Given task =>
Output a single figure: the number of lines in which the word "无细胞核" appears.

===== Data excerpts

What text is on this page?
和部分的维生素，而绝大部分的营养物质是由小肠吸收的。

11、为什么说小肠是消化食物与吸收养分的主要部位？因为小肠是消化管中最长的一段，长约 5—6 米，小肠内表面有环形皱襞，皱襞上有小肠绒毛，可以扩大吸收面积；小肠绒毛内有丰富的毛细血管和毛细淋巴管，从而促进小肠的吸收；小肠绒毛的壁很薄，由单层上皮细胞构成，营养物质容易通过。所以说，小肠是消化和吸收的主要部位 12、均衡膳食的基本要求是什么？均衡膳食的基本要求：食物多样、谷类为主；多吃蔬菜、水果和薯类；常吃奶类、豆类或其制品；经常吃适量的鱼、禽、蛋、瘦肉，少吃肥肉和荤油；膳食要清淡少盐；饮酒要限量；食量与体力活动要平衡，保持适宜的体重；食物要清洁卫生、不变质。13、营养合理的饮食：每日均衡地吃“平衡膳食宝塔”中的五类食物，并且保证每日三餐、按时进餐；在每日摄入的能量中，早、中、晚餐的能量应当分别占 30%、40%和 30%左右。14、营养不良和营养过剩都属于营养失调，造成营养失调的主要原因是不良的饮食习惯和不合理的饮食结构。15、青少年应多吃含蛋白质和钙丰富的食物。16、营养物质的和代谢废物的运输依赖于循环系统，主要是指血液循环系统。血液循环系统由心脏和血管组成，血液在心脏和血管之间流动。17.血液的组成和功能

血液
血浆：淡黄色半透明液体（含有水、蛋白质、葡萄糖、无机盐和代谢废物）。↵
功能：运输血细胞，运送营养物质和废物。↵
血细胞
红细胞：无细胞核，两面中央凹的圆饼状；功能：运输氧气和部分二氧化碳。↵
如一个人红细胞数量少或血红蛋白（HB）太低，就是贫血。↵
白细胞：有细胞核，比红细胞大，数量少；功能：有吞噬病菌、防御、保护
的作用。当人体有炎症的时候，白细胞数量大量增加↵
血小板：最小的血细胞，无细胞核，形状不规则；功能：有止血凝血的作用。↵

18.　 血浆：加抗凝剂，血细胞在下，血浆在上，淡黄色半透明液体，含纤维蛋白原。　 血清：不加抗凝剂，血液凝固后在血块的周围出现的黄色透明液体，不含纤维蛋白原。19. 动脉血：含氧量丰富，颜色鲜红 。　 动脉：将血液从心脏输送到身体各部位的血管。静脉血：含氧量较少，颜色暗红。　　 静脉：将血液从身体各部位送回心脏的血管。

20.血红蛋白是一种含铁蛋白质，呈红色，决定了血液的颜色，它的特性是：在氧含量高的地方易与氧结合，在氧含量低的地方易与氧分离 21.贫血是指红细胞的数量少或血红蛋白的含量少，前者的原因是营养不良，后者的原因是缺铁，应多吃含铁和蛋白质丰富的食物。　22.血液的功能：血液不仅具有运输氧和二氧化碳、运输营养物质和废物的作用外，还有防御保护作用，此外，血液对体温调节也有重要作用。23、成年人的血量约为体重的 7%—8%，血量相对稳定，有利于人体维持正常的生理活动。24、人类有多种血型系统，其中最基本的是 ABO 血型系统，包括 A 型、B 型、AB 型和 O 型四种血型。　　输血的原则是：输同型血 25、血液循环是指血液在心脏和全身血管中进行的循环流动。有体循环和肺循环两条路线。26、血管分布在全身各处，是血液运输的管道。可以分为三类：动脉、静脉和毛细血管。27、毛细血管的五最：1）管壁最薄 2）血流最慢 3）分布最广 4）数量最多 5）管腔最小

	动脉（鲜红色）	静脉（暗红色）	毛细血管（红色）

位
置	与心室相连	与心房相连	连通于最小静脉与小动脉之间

==========

Finished task =>
2